• [Reading passage]:
Thiolated eudragit/β-cyclodextrin/centella asiatica nanomaterial for bone tissue engineering construct

Abstract

Polymeric scaffolds and nanomaterials enriched with herbal extracts have been extensively studied for bone tissue regeneration due to their well-organized targeting ability and site-specific action at the intended locus. The use of polymer hybrids functionalized with plant extract in developing bone-specific material is a significant approach. Therefore, the current study aimed to develop a nanomaterial using a combination of thiolated eudragit, β-cyclodextrin, and Centella Asiatica to promote bone tissue regeneration. Initially, a composite material was developed by freeze-thawing technique and subsequently, the composite was developed into a nanocomposite by combining ionic gelation and solvent precipitation techniques. The nanocomposite was characterized by dynamic light scattering, scanning electron microscopy, atomic force microscopy, XRD, and FTIR studies. To assess the cytotoxicity and cell differentiation efficiency of the composite, in vitro cell line studies such as MTT assay and cell proliferation studies were performed using MG 63 (human bone fibroblasts) cell lines. In silico studies were conducted to investigate the bone-targeting efficacy of the developed nanocomposite. The results of FTIR and XRD analysis confirmed the successful thiolation of eudragit. SEM analysis of the composite showed a porous structure with an average pore diameter of 1 μm. DLS and AFM characterization indicated the zeta potential value of −37.06 mV and the average size of the nanocomposite was within 100–300 nm. The gel fraction and swelling degree of the developed nanocomposite were observed to be 80.08 ± 4.47% and 2.313 ± 0.04 respectively. Viscosity was determined to be 133.6 ± 26.008 cps. Optical profilometry data of the composite indicated mean roughness (Ra) and root mean square roughness (Rq) of 4.727 μm and 6.075 μm respectively. MTT assay inferred the cytotoxic nature and tolerance of the nanoparticles against the MG-63 cell lines. Cell proliferation studies on the MG-63 cell line exhibited a characteristic growth with the developed nanoparticles. In vitro studies in corroboration with the in silico method of molecular docking confirmed that the composite has the bone targeting efficacy and the osteogenic property where it plays a key role in the isoprenoid biosynthetic pathway by being the inhibitor of Farnesyl diphosphate synthase (FDPS) which in turn results in bone tissue regeneration.

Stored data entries

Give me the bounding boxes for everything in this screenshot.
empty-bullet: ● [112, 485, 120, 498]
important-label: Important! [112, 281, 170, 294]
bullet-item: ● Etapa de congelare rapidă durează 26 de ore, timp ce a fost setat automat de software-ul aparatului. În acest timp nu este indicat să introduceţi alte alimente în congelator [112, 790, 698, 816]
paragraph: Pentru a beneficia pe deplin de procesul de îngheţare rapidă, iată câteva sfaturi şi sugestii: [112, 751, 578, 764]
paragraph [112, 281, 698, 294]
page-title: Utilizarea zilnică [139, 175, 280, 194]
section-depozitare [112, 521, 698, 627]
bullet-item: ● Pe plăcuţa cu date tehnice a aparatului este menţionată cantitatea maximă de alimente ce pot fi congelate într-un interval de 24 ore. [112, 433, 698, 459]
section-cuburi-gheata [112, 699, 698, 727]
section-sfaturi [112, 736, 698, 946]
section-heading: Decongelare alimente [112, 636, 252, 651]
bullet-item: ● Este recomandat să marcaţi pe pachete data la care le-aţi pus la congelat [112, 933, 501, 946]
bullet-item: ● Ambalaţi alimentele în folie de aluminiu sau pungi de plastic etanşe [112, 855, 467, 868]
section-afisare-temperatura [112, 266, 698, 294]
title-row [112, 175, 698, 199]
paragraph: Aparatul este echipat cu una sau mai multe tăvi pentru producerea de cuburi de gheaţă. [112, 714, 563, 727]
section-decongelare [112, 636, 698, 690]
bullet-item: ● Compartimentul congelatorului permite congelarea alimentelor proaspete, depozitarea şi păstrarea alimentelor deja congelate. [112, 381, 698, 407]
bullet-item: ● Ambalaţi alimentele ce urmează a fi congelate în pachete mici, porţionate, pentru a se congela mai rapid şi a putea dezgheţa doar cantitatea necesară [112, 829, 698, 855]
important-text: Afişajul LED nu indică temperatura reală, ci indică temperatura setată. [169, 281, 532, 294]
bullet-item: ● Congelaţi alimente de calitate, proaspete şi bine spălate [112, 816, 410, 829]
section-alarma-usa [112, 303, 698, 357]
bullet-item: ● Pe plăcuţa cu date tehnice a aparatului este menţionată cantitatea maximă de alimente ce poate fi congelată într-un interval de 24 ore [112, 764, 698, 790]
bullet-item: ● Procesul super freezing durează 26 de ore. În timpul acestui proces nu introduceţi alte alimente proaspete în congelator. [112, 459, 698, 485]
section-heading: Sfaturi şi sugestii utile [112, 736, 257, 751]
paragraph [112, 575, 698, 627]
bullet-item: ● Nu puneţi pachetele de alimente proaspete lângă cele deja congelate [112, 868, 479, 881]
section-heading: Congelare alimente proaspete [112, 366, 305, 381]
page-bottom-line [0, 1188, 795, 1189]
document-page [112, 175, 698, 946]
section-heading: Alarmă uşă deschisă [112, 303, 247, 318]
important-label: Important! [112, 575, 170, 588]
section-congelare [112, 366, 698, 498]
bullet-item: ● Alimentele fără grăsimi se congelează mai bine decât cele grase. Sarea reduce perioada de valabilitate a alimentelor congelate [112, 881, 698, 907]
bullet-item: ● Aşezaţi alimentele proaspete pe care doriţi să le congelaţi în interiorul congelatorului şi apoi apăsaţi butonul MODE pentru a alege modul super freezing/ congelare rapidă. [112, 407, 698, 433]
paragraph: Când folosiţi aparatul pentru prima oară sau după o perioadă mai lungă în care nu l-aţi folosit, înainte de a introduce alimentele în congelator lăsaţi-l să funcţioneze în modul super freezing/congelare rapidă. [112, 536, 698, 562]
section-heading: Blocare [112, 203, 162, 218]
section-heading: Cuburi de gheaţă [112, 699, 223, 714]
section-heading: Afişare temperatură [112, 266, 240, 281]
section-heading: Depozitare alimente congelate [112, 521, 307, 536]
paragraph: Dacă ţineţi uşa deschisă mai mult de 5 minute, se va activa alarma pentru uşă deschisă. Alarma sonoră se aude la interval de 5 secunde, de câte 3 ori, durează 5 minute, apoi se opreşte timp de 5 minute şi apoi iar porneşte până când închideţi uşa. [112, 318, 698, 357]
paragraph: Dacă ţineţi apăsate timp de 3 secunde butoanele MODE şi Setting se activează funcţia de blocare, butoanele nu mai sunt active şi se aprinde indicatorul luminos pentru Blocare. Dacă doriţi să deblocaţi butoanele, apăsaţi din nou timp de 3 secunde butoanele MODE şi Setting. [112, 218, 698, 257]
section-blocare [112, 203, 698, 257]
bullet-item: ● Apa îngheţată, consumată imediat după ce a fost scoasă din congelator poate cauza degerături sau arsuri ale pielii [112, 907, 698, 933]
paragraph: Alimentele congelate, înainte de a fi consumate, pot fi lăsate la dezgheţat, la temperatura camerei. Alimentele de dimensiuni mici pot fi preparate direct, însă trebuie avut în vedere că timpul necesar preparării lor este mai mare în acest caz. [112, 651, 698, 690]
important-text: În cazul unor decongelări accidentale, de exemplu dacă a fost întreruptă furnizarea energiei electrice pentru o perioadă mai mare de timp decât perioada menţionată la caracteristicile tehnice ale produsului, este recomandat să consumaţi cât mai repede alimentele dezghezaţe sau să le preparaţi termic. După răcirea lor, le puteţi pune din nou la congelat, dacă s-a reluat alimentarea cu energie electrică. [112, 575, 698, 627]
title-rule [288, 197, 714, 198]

• [Exercises to complete]:
**1.** According to the abstract, what average pore diameter did SEM analysis show for the composite?
**2.** Decide whether each statement agrees with the abstract, and support each yes or no with the abstract's own words: (a) The nanocomposite had a zeta potential of −37.06 mV. (b) The cell line studies used MG 63 cells. (c) The viscosity was found to be 80.08 cps.
**3.** Translate this sentence from the abstract into Spanish: "The results of FTIR and XRD analysis confirmed the successful thiolation of eudragit."
Base every answer only on the abstract, not on the listing.

• [Responses by task]:
**1.** 1 μm

**2.**
(a) Yes: "DLS and AFM characterization indicated the zeta potential value of −37.06 mV"
(b) Yes: "in vitro cell line studies such as MTT assay and cell proliferation studies were performed using MG 63 (human bone fibroblasts) cell lines"
(c) No: "Viscosity was determined to be 133.6 ± 26.008 cps."

**3.** Los resultados de los análisis de FTIR y XRD confirmaron la tiolación exitosa del eudragit.